= Directions =
Reply with one number only: the count of lines below that contain the word "title".

= Record excerpts =
┌────────
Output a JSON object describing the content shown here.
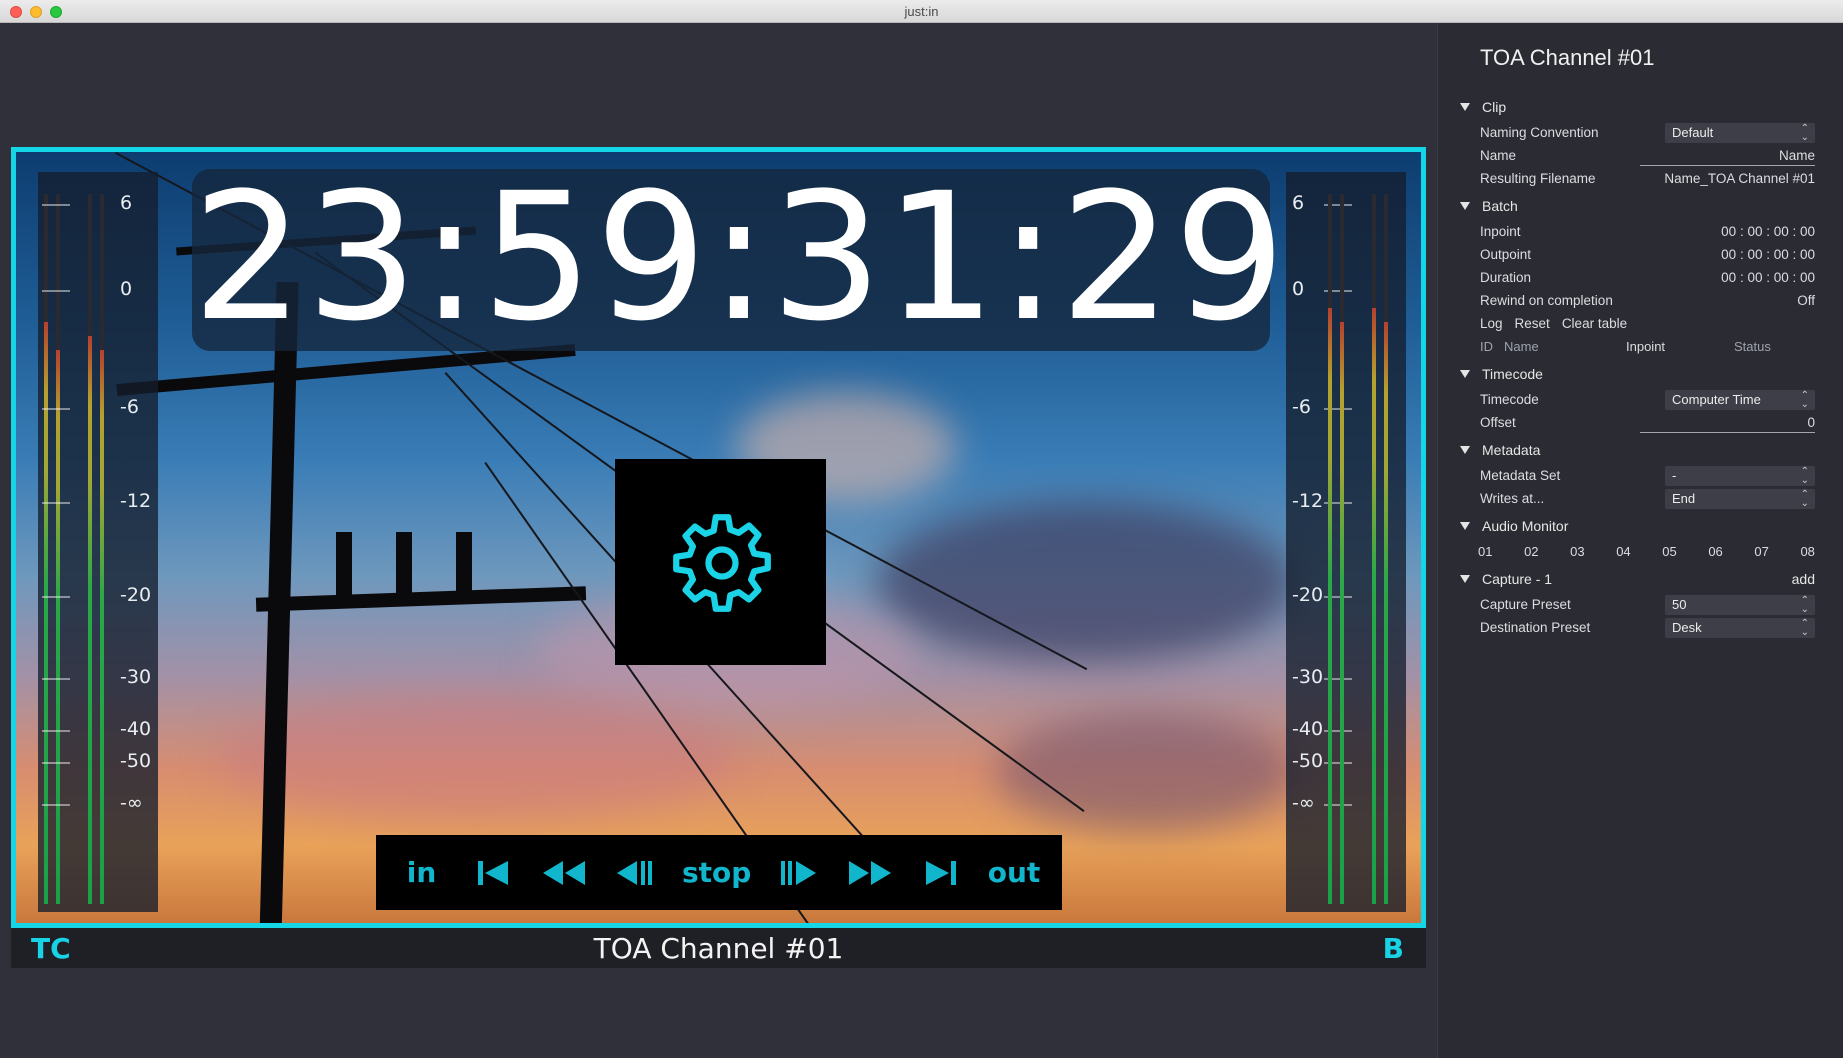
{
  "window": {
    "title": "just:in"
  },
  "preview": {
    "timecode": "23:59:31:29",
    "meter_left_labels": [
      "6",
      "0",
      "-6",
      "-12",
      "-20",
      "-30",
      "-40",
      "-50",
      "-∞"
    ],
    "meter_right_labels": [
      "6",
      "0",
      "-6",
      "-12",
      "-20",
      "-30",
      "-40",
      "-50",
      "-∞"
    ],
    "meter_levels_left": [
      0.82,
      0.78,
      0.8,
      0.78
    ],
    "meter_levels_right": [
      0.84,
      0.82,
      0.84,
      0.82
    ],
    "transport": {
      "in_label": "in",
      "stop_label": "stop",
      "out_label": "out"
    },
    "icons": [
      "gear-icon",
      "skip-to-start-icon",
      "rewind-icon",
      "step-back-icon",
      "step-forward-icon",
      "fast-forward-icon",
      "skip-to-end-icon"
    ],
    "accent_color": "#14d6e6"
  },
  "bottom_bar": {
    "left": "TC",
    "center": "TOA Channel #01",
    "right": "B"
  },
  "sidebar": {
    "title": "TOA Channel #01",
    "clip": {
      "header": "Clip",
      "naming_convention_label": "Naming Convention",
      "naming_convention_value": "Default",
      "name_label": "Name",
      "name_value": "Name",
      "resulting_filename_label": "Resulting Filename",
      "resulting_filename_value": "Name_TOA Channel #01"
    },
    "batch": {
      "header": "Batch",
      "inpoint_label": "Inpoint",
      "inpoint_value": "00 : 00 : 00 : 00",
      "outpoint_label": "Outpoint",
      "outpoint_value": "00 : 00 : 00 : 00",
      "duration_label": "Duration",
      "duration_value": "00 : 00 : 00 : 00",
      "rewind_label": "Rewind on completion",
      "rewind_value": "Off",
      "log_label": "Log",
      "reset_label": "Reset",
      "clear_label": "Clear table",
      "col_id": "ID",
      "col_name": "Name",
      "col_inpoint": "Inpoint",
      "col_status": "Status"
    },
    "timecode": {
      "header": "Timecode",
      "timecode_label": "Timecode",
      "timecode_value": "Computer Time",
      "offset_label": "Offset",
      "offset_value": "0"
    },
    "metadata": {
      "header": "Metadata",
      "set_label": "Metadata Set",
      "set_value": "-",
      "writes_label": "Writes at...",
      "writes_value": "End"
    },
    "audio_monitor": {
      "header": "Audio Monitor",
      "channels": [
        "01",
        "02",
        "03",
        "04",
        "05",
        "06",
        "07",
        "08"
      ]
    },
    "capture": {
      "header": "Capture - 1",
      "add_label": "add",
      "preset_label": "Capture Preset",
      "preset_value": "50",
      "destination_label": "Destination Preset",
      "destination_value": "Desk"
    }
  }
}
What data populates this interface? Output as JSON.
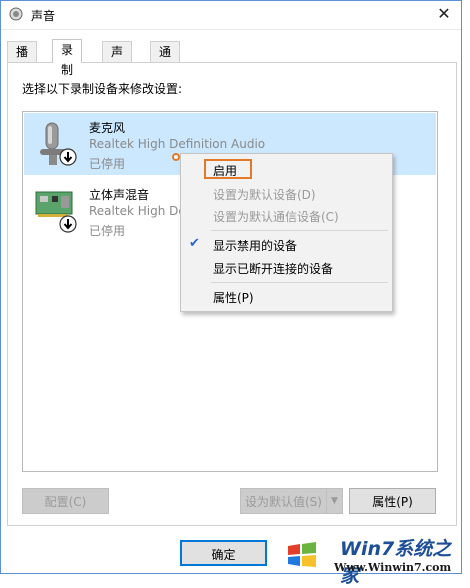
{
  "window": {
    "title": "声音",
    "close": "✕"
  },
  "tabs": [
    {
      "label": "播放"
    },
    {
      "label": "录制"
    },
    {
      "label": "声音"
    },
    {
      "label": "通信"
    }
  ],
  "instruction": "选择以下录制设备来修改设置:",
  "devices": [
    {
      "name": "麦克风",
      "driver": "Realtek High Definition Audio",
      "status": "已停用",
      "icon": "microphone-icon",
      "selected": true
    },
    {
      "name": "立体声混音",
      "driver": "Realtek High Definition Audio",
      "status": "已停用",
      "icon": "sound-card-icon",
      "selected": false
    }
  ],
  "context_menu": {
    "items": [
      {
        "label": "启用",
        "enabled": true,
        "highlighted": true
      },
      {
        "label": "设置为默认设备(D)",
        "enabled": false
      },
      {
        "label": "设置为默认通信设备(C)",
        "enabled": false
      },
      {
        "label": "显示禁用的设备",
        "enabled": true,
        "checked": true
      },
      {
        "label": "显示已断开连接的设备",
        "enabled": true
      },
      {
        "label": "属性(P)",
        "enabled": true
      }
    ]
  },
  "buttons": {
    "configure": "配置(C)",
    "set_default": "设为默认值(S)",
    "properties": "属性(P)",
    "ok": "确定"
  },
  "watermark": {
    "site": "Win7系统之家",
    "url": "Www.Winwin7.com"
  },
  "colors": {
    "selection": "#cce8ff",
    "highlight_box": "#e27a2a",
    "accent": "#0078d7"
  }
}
└────────
= Complete response =
3